── Data shown ──

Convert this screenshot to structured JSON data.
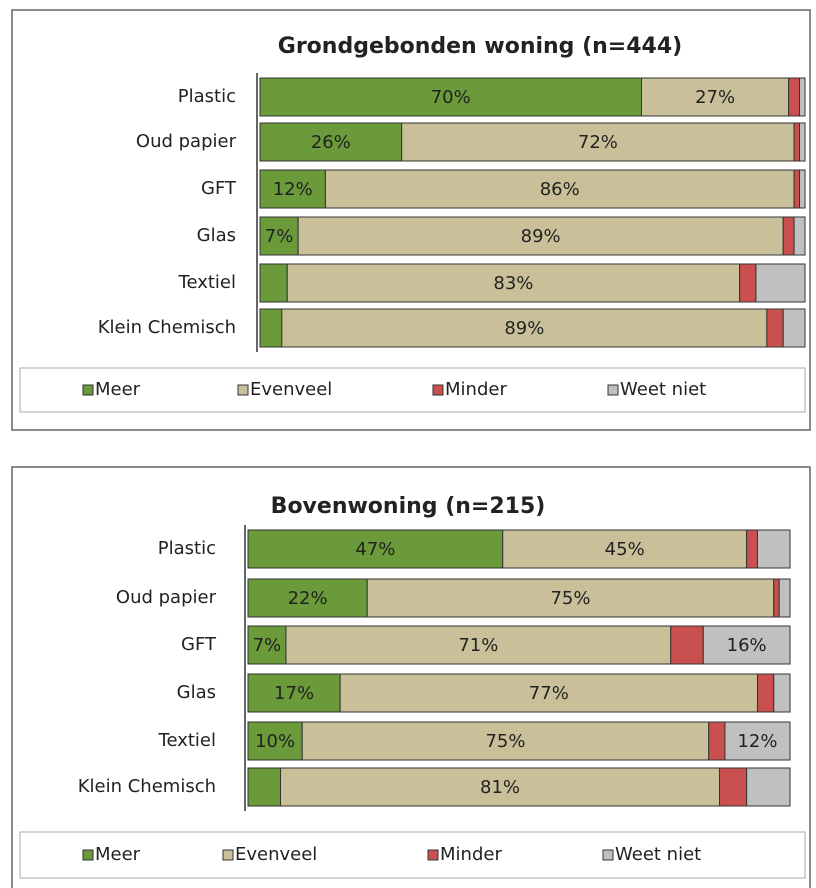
{
  "chart_data": [
    {
      "type": "bar",
      "orientation": "horizontal",
      "stacked": true,
      "title": "Grondgebonden woning (n=444)",
      "categories": [
        "Plastic",
        "Oud papier",
        "GFT",
        "Glas",
        "Textiel",
        "Klein Chemisch"
      ],
      "xlim": [
        0,
        100
      ],
      "series": [
        {
          "name": "Meer",
          "color": "#6b9a3a",
          "values": [
            70,
            26,
            12,
            7,
            5,
            4
          ],
          "value_labels": [
            "70%",
            "26%",
            "12%",
            "7%",
            null,
            null
          ]
        },
        {
          "name": "Evenveel",
          "color": "#c9c09a",
          "values": [
            27,
            72,
            86,
            89,
            83,
            89
          ],
          "value_labels": [
            "27%",
            "72%",
            "86%",
            "89%",
            "83%",
            "89%"
          ]
        },
        {
          "name": "Minder",
          "color": "#c9504f",
          "values": [
            2,
            1,
            1,
            2,
            3,
            3
          ],
          "value_labels": [
            null,
            null,
            null,
            null,
            null,
            null
          ]
        },
        {
          "name": "Weet niet",
          "color": "#c0c0c0",
          "values": [
            1,
            1,
            1,
            2,
            9,
            4
          ],
          "value_labels": [
            null,
            null,
            null,
            null,
            null,
            null
          ]
        }
      ],
      "legend": "bottom"
    },
    {
      "type": "bar",
      "orientation": "horizontal",
      "stacked": true,
      "title": "Bovenwoning (n=215)",
      "categories": [
        "Plastic",
        "Oud papier",
        "GFT",
        "Glas",
        "Textiel",
        "Klein Chemisch"
      ],
      "xlim": [
        0,
        100
      ],
      "series": [
        {
          "name": "Meer",
          "color": "#6b9a3a",
          "values": [
            47,
            22,
            7,
            17,
            10,
            6
          ],
          "value_labels": [
            "47%",
            "22%",
            "7%",
            "17%",
            "10%",
            null
          ]
        },
        {
          "name": "Evenveel",
          "color": "#c9c09a",
          "values": [
            45,
            75,
            71,
            77,
            75,
            81
          ],
          "value_labels": [
            "45%",
            "75%",
            "71%",
            "77%",
            "75%",
            "81%"
          ]
        },
        {
          "name": "Minder",
          "color": "#c9504f",
          "values": [
            2,
            1,
            6,
            3,
            3,
            5
          ],
          "value_labels": [
            null,
            null,
            null,
            null,
            null,
            null
          ]
        },
        {
          "name": "Weet niet",
          "color": "#c0c0c0",
          "values": [
            6,
            2,
            16,
            3,
            12,
            8
          ],
          "value_labels": [
            null,
            null,
            "16%",
            null,
            "12%",
            null
          ]
        }
      ],
      "legend": "bottom"
    }
  ]
}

───

Given instruction: Output each line exactly; omit every picture.

Final result:
Convert this screenshot to structured JSON data.
{
  "chart_data": [
    {
      "type": "bar",
      "orientation": "horizontal",
      "stacked": true,
      "title": "Grondgebonden woning (n=444)",
      "categories": [
        "Plastic",
        "Oud papier",
        "GFT",
        "Glas",
        "Textiel",
        "Klein Chemisch"
      ],
      "xlim": [
        0,
        100
      ],
      "series": [
        {
          "name": "Meer",
          "color": "#6b9a3a",
          "values": [
            70,
            26,
            12,
            7,
            5,
            4
          ],
          "value_labels": [
            "70%",
            "26%",
            "12%",
            "7%",
            null,
            null
          ]
        },
        {
          "name": "Evenveel",
          "color": "#c9c09a",
          "values": [
            27,
            72,
            86,
            89,
            83,
            89
          ],
          "value_labels": [
            "27%",
            "72%",
            "86%",
            "89%",
            "83%",
            "89%"
          ]
        },
        {
          "name": "Minder",
          "color": "#c9504f",
          "values": [
            2,
            1,
            1,
            2,
            3,
            3
          ],
          "value_labels": [
            null,
            null,
            null,
            null,
            null,
            null
          ]
        },
        {
          "name": "Weet niet",
          "color": "#c0c0c0",
          "values": [
            1,
            1,
            1,
            2,
            9,
            4
          ],
          "value_labels": [
            null,
            null,
            null,
            null,
            null,
            null
          ]
        }
      ],
      "legend": "bottom"
    },
    {
      "type": "bar",
      "orientation": "horizontal",
      "stacked": true,
      "title": "Bovenwoning (n=215)",
      "categories": [
        "Plastic",
        "Oud papier",
        "GFT",
        "Glas",
        "Textiel",
        "Klein Chemisch"
      ],
      "xlim": [
        0,
        100
      ],
      "series": [
        {
          "name": "Meer",
          "color": "#6b9a3a",
          "values": [
            47,
            22,
            7,
            17,
            10,
            6
          ],
          "value_labels": [
            "47%",
            "22%",
            "7%",
            "17%",
            "10%",
            null
          ]
        },
        {
          "name": "Evenveel",
          "color": "#c9c09a",
          "values": [
            45,
            75,
            71,
            77,
            75,
            81
          ],
          "value_labels": [
            "45%",
            "75%",
            "71%",
            "77%",
            "75%",
            "81%"
          ]
        },
        {
          "name": "Minder",
          "color": "#c9504f",
          "values": [
            2,
            1,
            6,
            3,
            3,
            5
          ],
          "value_labels": [
            null,
            null,
            null,
            null,
            null,
            null
          ]
        },
        {
          "name": "Weet niet",
          "color": "#c0c0c0",
          "values": [
            6,
            2,
            16,
            3,
            12,
            8
          ],
          "value_labels": [
            null,
            null,
            "16%",
            null,
            "12%",
            null
          ]
        }
      ],
      "legend": "bottom"
    }
  ]
}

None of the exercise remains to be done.